Directions
Type out the records that follow, exactly as given.

Dataset rows
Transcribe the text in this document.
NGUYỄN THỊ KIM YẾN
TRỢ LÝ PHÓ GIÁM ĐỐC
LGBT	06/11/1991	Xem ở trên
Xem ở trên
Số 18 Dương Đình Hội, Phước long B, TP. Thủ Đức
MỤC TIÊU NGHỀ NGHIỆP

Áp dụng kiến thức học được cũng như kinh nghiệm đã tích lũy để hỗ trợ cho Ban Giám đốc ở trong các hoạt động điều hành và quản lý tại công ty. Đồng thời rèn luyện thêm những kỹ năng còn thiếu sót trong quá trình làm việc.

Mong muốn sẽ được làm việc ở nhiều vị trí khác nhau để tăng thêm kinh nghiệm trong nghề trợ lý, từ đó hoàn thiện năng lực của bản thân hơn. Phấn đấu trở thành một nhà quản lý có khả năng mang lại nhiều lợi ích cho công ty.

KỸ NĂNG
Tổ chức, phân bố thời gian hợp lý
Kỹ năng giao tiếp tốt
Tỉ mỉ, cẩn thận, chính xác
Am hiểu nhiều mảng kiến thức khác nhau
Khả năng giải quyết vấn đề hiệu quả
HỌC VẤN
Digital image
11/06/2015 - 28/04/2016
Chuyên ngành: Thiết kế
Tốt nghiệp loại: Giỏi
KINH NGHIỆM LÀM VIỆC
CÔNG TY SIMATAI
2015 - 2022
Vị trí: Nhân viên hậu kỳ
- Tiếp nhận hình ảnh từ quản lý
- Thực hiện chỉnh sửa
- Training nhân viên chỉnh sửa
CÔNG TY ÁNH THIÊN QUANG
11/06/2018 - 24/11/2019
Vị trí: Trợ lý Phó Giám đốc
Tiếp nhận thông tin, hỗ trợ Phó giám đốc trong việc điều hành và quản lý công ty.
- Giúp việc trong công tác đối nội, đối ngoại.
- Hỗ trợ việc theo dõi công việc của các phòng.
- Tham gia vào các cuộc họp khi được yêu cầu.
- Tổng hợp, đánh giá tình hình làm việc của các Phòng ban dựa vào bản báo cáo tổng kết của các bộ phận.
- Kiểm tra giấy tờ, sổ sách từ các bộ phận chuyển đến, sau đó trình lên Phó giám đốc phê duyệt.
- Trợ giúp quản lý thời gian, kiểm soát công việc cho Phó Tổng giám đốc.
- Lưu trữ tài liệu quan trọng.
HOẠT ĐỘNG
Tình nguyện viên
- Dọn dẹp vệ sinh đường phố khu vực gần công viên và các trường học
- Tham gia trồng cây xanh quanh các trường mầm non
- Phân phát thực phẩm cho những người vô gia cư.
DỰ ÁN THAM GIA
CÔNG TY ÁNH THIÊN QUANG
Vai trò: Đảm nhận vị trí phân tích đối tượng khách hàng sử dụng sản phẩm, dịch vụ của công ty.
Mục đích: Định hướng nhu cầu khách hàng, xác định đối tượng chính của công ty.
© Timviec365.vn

Worked solution
Transcribe the text in this document.
NGUYỄN THỊ KIM YẾN
TRỢ LÝ PHÓ GIÁM ĐỐC
LGBT	06/11/1991	Xem ở trên
Xem ở trên
Số 18 Dương Đình Hội, Phước long B, TP. Thủ Đức
MỤC TIÊU NGHỀ NGHIỆP

Áp dụng kiến thức học được cũng như kinh nghiệm đã tích lũy để hỗ trợ cho Ban Giám đốc ở trong các hoạt động điều hành và quản lý tại công ty. Đồng thời rèn luyện thêm những kỹ năng còn thiếu sót trong quá trình làm việc.

Mong muốn sẽ được làm việc ở nhiều vị trí khác nhau để tăng thêm kinh nghiệm trong nghề trợ lý, từ đó hoàn thiện năng lực của bản thân hơn. Phấn đấu trở thành một nhà quản lý có khả năng mang lại nhiều lợi ích cho công ty.

KỸ NĂNG
Tổ chức, phân bố thời gian hợp lý
Kỹ năng giao tiếp tốt
Tỉ mỉ, cẩn thận, chính xác
Am hiểu nhiều mảng kiến thức khác nhau
Khả năng giải quyết vấn đề hiệu quả
HỌC VẤN
Digital image
11/06/2015 - 28/04/2016
Chuyên ngành: Thiết kế
Tốt nghiệp loại: Giỏi
KINH NGHIỆM LÀM VIỆC
CÔNG TY SIMATAI
2015 - 2022
Vị trí: Nhân viên hậu kỳ
- Tiếp nhận hình ảnh từ quản lý
- Thực hiện chỉnh sửa
- Training nhân viên chỉnh sửa
CÔNG TY ÁNH THIÊN QUANG
11/06/2018 - 24/11/2019
Vị trí: Trợ lý Phó Giám đốc
Tiếp nhận thông tin, hỗ trợ Phó giám đốc trong việc điều hành và quản lý công ty.
- Giúp việc trong công tác đối nội, đối ngoại.
- Hỗ trợ việc theo dõi công việc của các phòng.
- Tham gia vào các cuộc họp khi được yêu cầu.
- Tổng hợp, đánh giá tình hình làm việc của các Phòng ban dựa vào bản báo cáo tổng kết của các bộ phận.
- Kiểm tra giấy tờ, sổ sách từ các bộ phận chuyển đến, sau đó trình lên Phó giám đốc phê duyệt.
- Trợ giúp quản lý thời gian, kiểm soát công việc cho Phó Tổng giám đốc.
- Lưu trữ tài liệu quan trọng.
HOẠT ĐỘNG
Tình nguyện viên
- Dọn dẹp vệ sinh đường phố khu vực gần công viên và các trường học
- Tham gia trồng cây xanh quanh các trường mầm non
- Phân phát thực phẩm cho những người vô gia cư.
DỰ ÁN THAM GIA
CÔNG TY ÁNH THIÊN QUANG
Vai trò: Đảm nhận vị trí phân tích đối tượng khách hàng sử dụng sản phẩm, dịch vụ của công ty.
Mục đích: Định hướng nhu cầu khách hàng, xác định đối tượng chính của công ty.
© Timviec365.vn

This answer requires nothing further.